══ Records ══

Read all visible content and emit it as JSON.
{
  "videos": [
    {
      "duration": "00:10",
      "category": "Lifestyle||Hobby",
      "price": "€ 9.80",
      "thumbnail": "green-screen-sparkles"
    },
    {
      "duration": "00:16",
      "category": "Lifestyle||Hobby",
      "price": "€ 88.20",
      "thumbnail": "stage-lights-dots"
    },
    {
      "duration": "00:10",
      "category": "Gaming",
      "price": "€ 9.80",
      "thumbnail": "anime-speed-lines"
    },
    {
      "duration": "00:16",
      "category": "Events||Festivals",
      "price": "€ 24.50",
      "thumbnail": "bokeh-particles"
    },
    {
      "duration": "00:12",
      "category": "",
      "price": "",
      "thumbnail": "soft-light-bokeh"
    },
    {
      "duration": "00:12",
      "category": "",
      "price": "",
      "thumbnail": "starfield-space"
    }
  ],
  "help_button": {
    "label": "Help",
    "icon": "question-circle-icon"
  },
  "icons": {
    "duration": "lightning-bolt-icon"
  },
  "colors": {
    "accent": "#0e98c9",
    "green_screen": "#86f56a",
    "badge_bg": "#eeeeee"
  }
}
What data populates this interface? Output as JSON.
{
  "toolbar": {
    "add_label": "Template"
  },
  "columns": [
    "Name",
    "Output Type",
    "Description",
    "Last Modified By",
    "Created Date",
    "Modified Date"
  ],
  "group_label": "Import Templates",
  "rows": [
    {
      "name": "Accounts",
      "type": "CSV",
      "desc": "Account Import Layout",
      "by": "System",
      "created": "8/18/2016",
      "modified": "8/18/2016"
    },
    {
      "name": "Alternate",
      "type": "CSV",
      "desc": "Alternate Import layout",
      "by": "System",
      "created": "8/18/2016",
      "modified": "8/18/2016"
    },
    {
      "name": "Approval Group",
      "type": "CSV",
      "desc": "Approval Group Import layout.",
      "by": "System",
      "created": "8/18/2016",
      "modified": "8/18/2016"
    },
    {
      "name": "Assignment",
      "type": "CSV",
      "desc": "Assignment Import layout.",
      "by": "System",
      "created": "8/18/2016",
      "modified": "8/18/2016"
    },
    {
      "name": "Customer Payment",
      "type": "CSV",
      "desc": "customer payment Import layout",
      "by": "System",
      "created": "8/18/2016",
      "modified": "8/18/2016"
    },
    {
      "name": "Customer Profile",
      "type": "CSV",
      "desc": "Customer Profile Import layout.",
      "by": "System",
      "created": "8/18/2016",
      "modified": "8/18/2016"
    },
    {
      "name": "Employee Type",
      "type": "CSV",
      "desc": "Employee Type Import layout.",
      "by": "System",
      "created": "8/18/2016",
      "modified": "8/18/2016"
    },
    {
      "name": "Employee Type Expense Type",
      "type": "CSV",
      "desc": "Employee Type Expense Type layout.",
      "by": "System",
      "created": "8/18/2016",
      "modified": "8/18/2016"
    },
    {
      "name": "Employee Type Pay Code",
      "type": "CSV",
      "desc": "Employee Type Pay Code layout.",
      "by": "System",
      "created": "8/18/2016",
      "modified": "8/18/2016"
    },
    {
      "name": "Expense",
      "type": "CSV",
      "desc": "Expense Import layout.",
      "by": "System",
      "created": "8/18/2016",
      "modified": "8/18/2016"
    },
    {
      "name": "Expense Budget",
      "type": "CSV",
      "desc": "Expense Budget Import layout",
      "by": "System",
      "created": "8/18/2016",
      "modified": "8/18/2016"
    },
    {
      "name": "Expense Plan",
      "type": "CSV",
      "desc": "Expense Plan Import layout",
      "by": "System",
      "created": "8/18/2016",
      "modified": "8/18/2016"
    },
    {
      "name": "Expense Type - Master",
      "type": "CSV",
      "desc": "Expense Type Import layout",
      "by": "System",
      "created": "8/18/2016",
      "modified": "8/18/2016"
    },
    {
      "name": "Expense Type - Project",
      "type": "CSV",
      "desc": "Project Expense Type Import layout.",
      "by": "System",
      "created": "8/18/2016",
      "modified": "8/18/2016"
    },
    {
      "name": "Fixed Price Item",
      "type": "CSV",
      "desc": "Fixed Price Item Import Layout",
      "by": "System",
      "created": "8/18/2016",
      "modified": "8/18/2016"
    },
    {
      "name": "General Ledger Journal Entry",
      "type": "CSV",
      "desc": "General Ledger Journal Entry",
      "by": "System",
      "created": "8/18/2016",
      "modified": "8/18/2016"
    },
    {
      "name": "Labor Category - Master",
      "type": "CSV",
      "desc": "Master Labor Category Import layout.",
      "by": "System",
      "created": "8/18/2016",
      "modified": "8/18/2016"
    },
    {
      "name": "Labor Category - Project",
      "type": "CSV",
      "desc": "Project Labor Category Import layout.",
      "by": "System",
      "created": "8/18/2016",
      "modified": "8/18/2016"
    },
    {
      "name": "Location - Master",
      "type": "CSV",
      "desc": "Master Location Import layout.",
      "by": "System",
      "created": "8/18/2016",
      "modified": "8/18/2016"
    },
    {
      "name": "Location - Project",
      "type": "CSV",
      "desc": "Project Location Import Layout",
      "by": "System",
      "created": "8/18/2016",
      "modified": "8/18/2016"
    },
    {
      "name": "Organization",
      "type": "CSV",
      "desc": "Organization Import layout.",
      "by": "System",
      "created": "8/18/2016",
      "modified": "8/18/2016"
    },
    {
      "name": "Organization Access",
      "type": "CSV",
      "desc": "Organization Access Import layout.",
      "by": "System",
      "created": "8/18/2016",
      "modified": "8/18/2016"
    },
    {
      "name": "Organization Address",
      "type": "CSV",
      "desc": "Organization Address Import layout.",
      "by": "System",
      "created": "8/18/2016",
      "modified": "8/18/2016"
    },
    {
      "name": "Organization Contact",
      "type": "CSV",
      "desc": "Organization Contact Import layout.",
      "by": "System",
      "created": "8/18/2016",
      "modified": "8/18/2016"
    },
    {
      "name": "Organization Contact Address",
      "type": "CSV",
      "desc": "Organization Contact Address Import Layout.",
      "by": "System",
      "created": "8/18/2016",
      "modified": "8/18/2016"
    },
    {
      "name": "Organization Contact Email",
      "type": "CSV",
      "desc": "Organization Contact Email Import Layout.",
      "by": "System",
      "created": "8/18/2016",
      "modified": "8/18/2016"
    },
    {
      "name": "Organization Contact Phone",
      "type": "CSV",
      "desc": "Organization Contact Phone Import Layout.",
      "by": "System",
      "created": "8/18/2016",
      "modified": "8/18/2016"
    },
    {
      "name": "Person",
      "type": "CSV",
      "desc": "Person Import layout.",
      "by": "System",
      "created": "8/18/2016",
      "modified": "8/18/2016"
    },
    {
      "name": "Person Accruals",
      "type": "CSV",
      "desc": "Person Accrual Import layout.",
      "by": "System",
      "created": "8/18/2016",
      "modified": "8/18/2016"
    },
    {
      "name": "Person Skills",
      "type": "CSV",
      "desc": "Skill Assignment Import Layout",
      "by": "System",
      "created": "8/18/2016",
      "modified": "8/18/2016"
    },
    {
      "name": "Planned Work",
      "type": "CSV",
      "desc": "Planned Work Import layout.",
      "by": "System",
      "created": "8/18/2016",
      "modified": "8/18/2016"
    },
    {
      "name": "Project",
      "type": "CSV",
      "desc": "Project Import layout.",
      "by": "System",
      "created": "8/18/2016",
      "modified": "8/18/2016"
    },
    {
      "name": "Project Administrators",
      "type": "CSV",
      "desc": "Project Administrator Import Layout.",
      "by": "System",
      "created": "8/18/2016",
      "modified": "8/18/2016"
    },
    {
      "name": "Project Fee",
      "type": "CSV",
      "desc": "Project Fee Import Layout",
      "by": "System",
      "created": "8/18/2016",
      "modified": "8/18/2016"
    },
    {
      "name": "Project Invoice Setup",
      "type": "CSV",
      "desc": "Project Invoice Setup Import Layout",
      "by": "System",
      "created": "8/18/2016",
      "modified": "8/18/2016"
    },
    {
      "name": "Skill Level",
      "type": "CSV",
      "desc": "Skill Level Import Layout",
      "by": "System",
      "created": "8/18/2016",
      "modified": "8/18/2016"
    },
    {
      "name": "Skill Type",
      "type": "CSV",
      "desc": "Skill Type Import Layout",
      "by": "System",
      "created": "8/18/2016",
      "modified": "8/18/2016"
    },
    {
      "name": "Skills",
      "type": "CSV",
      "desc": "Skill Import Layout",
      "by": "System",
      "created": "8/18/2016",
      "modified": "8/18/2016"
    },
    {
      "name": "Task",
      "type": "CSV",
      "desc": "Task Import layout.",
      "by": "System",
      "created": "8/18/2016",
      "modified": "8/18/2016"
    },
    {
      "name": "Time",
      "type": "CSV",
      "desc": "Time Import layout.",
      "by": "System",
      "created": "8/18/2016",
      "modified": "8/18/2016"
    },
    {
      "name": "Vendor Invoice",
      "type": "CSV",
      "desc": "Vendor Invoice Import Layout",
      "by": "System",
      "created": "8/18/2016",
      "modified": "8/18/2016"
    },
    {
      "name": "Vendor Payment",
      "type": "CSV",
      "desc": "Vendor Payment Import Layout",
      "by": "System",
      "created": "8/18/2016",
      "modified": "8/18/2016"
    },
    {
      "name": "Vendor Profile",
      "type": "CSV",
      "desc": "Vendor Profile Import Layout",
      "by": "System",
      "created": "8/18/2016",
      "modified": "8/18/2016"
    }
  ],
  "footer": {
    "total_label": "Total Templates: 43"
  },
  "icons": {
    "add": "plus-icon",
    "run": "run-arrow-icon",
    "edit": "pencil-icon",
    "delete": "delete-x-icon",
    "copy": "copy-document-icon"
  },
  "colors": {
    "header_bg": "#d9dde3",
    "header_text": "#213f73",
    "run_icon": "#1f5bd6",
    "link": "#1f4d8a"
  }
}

═══

* [Task to carry out]: Your task is to gather every line with the word "Approval" and copy it.

* [Solution]:
      "name": "Approval Group",
      "desc": "Approval Group Import layout.",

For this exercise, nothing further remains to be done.